## WRITTEN PROBLEM:
Output the lines that follow exactly as they are.
--- start DATA ENTRIES ---
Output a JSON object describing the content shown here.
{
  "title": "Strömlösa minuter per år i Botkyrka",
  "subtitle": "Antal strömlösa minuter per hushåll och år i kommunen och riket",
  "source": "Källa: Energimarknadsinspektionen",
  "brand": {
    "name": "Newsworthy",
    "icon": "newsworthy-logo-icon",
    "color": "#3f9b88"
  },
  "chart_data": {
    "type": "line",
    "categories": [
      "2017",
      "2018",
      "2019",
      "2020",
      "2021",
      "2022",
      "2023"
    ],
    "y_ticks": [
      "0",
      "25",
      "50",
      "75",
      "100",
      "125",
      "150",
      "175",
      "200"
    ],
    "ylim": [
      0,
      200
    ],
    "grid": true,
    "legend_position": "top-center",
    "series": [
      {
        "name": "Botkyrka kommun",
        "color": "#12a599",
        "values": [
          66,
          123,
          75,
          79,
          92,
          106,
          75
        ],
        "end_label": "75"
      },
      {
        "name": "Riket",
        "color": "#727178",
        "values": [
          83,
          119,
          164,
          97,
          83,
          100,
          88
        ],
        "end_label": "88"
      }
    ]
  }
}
--- end DATA ENTRIES ---
## WORKED SOLUTION:
Output a JSON object describing the content shown here.
{
  "title": "Strömlösa minuter per år i Botkyrka",
  "subtitle": "Antal strömlösa minuter per hushåll och år i kommunen och riket",
  "source": "Källa: Energimarknadsinspektionen",
  "brand": {
    "name": "Newsworthy",
    "icon": "newsworthy-logo-icon",
    "color": "#3f9b88"
  },
  "chart_data": {
    "type": "line",
    "categories": [
      "2017",
      "2018",
      "2019",
      "2020",
      "2021",
      "2022",
      "2023"
    ],
    "y_ticks": [
      "0",
      "25",
      "50",
      "75",
      "100",
      "125",
      "150",
      "175",
      "200"
    ],
    "ylim": [
      0,
      200
    ],
    "grid": true,
    "legend_position": "top-center",
    "series": [
      {
        "name": "Botkyrka kommun",
        "color": "#12a599",
        "values": [
          66,
          123,
          75,
          79,
          92,
          106,
          75
        ],
        "end_label": "75"
      },
      {
        "name": "Riket",
        "color": "#727178",
        "values": [
          83,
          119,
          164,
          97,
          83,
          100,
          88
        ],
        "end_label": "88"
      }
    ]
  }
}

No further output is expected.